## Work to complete
Each entry below is to be extracted exactly.

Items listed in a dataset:
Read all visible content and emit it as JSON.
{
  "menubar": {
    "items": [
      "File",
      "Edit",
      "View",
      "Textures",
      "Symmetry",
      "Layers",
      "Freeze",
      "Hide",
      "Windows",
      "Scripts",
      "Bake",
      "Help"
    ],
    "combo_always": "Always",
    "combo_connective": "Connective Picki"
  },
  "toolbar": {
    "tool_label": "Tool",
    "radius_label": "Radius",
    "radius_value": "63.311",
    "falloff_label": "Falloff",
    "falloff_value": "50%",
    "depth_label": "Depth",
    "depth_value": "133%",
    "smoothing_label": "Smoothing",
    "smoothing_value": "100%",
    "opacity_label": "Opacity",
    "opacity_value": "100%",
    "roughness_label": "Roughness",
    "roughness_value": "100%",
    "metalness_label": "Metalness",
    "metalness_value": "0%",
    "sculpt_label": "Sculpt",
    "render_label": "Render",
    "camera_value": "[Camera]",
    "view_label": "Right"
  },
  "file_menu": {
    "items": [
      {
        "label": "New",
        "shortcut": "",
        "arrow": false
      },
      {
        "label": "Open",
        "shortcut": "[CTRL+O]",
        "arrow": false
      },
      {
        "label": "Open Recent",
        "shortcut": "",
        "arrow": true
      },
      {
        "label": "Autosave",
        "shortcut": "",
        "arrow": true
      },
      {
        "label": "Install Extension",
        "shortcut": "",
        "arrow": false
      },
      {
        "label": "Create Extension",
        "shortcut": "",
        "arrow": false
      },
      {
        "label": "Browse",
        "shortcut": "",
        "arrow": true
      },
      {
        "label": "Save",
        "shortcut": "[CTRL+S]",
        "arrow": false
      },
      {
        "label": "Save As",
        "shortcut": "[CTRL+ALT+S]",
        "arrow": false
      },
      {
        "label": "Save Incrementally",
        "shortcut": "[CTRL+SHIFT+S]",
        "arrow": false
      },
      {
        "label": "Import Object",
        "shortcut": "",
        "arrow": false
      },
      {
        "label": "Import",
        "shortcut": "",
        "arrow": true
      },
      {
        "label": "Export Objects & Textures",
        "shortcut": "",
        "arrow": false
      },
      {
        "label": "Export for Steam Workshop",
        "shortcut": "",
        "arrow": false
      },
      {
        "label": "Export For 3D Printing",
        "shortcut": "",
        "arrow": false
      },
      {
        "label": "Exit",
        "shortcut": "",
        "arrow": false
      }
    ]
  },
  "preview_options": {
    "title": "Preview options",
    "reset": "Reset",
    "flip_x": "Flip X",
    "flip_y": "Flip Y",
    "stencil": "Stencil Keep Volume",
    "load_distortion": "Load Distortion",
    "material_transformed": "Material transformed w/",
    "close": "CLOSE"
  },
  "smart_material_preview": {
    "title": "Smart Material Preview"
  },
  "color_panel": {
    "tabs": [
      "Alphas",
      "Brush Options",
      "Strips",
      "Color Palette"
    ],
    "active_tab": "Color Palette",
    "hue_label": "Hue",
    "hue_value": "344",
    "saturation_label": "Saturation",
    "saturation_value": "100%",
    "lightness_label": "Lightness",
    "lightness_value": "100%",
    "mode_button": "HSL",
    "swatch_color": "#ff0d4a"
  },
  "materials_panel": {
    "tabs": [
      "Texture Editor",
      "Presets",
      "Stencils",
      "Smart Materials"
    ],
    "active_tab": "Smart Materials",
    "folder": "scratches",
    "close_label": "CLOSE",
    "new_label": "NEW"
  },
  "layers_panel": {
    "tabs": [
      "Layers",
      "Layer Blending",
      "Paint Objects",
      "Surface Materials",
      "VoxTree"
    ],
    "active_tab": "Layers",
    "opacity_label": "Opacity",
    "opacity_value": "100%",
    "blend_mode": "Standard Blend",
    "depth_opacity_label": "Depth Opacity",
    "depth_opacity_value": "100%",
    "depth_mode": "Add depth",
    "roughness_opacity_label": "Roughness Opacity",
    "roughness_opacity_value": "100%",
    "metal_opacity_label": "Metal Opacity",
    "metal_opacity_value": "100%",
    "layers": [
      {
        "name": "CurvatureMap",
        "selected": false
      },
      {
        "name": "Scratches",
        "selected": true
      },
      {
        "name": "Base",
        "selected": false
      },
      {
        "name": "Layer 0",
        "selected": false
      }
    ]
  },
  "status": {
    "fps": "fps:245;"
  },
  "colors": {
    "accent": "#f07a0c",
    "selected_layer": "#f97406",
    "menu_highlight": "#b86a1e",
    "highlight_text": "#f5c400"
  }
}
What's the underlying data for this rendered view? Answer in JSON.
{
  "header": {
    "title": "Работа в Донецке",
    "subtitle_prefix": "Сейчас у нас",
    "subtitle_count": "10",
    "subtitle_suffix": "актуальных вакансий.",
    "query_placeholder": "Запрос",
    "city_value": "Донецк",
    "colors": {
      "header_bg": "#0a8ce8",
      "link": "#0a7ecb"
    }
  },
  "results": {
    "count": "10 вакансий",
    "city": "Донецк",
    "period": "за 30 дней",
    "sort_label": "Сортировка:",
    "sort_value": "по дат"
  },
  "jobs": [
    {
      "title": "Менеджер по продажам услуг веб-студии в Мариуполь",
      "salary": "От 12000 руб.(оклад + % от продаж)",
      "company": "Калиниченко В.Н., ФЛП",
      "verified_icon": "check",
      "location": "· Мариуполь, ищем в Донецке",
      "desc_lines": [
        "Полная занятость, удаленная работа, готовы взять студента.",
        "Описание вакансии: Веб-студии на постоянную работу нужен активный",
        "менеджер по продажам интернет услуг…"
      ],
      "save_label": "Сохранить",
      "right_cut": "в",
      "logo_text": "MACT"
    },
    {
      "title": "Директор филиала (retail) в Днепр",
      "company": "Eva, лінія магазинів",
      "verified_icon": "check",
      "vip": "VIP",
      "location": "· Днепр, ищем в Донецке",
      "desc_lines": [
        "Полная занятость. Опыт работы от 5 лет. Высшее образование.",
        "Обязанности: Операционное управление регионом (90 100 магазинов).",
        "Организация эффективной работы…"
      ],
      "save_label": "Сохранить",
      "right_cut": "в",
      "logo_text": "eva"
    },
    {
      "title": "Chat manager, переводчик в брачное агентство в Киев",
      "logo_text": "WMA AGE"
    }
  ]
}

## Solved problem
Read all visible content and emit it as JSON.
{
  "menubar": {
    "items": [
      "File",
      "Edit",
      "View",
      "Textures",
      "Symmetry",
      "Layers",
      "Freeze",
      "Hide",
      "Windows",
      "Scripts",
      "Bake",
      "Help"
    ],
    "combo_always": "Always",
    "combo_connective": "Connective Picki"
  },
  "toolbar": {
    "tool_label": "Tool",
    "radius_label": "Radius",
    "radius_value": "63.311",
    "falloff_label": "Falloff",
    "falloff_value": "50%",
    "depth_label": "Depth",
    "depth_value": "133%",
    "smoothing_label": "Smoothing",
    "smoothing_value": "100%",
    "opacity_label": "Opacity",
    "opacity_value": "100%",
    "roughness_label": "Roughness",
    "roughness_value": "100%",
    "metalness_label": "Metalness",
    "metalness_value": "0%",
    "sculpt_label": "Sculpt",
    "render_label": "Render",
    "camera_value": "[Camera]",
    "view_label": "Right"
  },
  "file_menu": {
    "items": [
      {
        "label": "New",
        "shortcut": "",
        "arrow": false
      },
      {
        "label": "Open",
        "shortcut": "[CTRL+O]",
        "arrow": false
      },
      {
        "label": "Open Recent",
        "shortcut": "",
        "arrow": true
      },
      {
        "label": "Autosave",
        "shortcut": "",
        "arrow": true
      },
      {
        "label": "Install Extension",
        "shortcut": "",
        "arrow": false
      },
      {
        "label": "Create Extension",
        "shortcut": "",
        "arrow": false
      },
      {
        "label": "Browse",
        "shortcut": "",
        "arrow": true
      },
      {
        "label": "Save",
        "shortcut": "[CTRL+S]",
        "arrow": false
      },
      {
        "label": "Save As",
        "shortcut": "[CTRL+ALT+S]",
        "arrow": false
      },
      {
        "label": "Save Incrementally",
        "shortcut": "[CTRL+SHIFT+S]",
        "arrow": false
      },
      {
        "label": "Import Object",
        "shortcut": "",
        "arrow": false
      },
      {
        "label": "Import",
        "shortcut": "",
        "arrow": true
      },
      {
        "label": "Export Objects & Textures",
        "shortcut": "",
        "arrow": false
      },
      {
        "label": "Export for Steam Workshop",
        "shortcut": "",
        "arrow": false
      },
      {
        "label": "Export For 3D Printing",
        "shortcut": "",
        "arrow": false
      },
      {
        "label": "Exit",
        "shortcut": "",
        "arrow": false
      }
    ]
  },
  "preview_options": {
    "title": "Preview options",
    "reset": "Reset",
    "flip_x": "Flip X",
    "flip_y": "Flip Y",
    "stencil": "Stencil Keep Volume",
    "load_distortion": "Load Distortion",
    "material_transformed": "Material transformed w/",
    "close": "CLOSE"
  },
  "smart_material_preview": {
    "title": "Smart Material Preview"
  },
  "color_panel": {
    "tabs": [
      "Alphas",
      "Brush Options",
      "Strips",
      "Color Palette"
    ],
    "active_tab": "Color Palette",
    "hue_label": "Hue",
    "hue_value": "344",
    "saturation_label": "Saturation",
    "saturation_value": "100%",
    "lightness_label": "Lightness",
    "lightness_value": "100%",
    "mode_button": "HSL",
    "swatch_color": "#ff0d4a"
  },
  "materials_panel": {
    "tabs": [
      "Texture Editor",
      "Presets",
      "Stencils",
      "Smart Materials"
    ],
    "active_tab": "Smart Materials",
    "folder": "scratches",
    "close_label": "CLOSE",
    "new_label": "NEW"
  },
  "layers_panel": {
    "tabs": [
      "Layers",
      "Layer Blending",
      "Paint Objects",
      "Surface Materials",
      "VoxTree"
    ],
    "active_tab": "Layers",
    "opacity_label": "Opacity",
    "opacity_value": "100%",
    "blend_mode": "Standard Blend",
    "depth_opacity_label": "Depth Opacity",
    "depth_opacity_value": "100%",
    "depth_mode": "Add depth",
    "roughness_opacity_label": "Roughness Opacity",
    "roughness_opacity_value": "100%",
    "metal_opacity_label": "Metal Opacity",
    "metal_opacity_value": "100%",
    "layers": [
      {
        "name": "CurvatureMap",
        "selected": false
      },
      {
        "name": "Scratches",
        "selected": true
      },
      {
        "name": "Base",
        "selected": false
      },
      {
        "name": "Layer 0",
        "selected": false
      }
    ]
  },
  "status": {
    "fps": "fps:245;"
  },
  "colors": {
    "accent": "#f07a0c",
    "selected_layer": "#f97406",
    "menu_highlight": "#b86a1e",
    "highlight_text": "#f5c400"
  }
}
What's the underlying data for this rendered view? Answer in JSON.
{
  "header": {
    "title": "Работа в Донецке",
    "subtitle_prefix": "Сейчас у нас",
    "subtitle_count": "10",
    "subtitle_suffix": "актуальных вакансий.",
    "query_placeholder": "Запрос",
    "city_value": "Донецк",
    "colors": {
      "header_bg": "#0a8ce8",
      "link": "#0a7ecb"
    }
  },
  "results": {
    "count": "10 вакансий",
    "city": "Донецк",
    "period": "за 30 дней",
    "sort_label": "Сортировка:",
    "sort_value": "по дат"
  },
  "jobs": [
    {
      "title": "Менеджер по продажам услуг веб-студии в Мариуполь",
      "salary": "От 12000 руб.(оклад + % от продаж)",
      "company": "Калиниченко В.Н., ФЛП",
      "verified_icon": "check",
      "location": "· Мариуполь, ищем в Донецке",
      "desc_lines": [
        "Полная занятость, удаленная работа, готовы взять студента.",
        "Описание вакансии: Веб-студии на постоянную работу нужен активный",
        "менеджер по продажам интернет услуг…"
      ],
      "save_label": "Сохранить",
      "right_cut": "в",
      "logo_text": "MACT"
    },
    {
      "title": "Директор филиала (retail) в Днепр",
      "company": "Eva, лінія магазинів",
      "verified_icon": "check",
      "vip": "VIP",
      "location": "· Днепр, ищем в Донецке",
      "desc_lines": [
        "Полная занятость. Опыт работы от 5 лет. Высшее образование.",
        "Обязанности: Операционное управление регионом (90 100 магазинов).",
        "Организация эффективной работы…"
      ],
      "save_label": "Сохранить",
      "right_cut": "в",
      "logo_text": "eva"
    },
    {
      "title": "Chat manager, переводчик в брачное агентство в Киев",
      "logo_text": "WMA AGE"
    }
  ]
}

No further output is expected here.